>> begin ENTRIES

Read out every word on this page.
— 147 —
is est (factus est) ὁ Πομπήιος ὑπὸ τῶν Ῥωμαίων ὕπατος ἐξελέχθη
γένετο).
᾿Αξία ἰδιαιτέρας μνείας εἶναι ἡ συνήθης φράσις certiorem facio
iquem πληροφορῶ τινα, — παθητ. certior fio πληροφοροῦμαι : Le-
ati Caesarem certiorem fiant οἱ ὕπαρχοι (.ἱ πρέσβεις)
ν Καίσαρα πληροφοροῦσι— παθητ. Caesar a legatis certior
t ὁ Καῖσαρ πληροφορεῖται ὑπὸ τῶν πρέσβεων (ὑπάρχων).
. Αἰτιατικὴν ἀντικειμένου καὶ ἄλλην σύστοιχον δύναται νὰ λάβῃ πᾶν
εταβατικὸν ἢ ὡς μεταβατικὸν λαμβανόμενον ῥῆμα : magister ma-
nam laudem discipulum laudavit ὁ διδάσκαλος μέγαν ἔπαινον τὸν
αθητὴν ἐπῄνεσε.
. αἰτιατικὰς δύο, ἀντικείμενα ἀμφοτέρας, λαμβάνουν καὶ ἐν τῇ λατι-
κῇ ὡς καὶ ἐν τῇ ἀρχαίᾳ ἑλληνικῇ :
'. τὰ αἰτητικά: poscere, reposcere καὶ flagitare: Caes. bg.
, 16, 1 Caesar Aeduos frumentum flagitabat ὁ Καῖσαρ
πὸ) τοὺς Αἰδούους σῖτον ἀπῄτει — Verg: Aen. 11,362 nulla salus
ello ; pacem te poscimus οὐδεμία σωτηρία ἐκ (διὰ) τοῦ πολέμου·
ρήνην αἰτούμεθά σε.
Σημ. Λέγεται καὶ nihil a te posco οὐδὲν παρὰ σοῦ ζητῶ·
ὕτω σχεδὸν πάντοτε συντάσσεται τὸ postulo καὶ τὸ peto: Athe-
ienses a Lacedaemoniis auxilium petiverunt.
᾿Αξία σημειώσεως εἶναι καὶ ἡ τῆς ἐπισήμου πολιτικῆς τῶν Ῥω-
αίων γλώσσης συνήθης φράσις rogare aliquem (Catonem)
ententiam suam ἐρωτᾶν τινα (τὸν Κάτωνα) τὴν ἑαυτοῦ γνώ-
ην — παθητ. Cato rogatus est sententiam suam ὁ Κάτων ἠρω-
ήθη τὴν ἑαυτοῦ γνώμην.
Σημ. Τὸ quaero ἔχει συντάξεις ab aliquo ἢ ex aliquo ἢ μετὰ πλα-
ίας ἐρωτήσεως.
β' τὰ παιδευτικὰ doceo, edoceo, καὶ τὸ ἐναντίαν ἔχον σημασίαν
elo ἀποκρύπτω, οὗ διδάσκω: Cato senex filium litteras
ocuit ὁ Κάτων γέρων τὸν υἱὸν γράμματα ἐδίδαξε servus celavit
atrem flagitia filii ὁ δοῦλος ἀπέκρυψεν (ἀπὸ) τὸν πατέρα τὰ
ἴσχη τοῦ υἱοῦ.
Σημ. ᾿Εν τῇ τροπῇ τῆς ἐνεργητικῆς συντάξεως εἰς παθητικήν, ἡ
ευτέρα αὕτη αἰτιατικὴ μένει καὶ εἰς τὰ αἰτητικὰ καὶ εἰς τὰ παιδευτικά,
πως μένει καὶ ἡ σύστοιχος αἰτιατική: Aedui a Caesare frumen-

>> end ENTRIES

_GIVEN INSTRUCTION_:
Consider the entries above and return each line with the string "Αξία".

_FULL ANSWER_:
᾿Αξία ἰδιαιτέρας μνείας εἶναι ἡ συνήθης φράσις certiorem facio
᾿Αξία σημειώσεως εἶναι καὶ ἡ τῆς ἐπισήμου πολιτικῆς τῶν Ῥω-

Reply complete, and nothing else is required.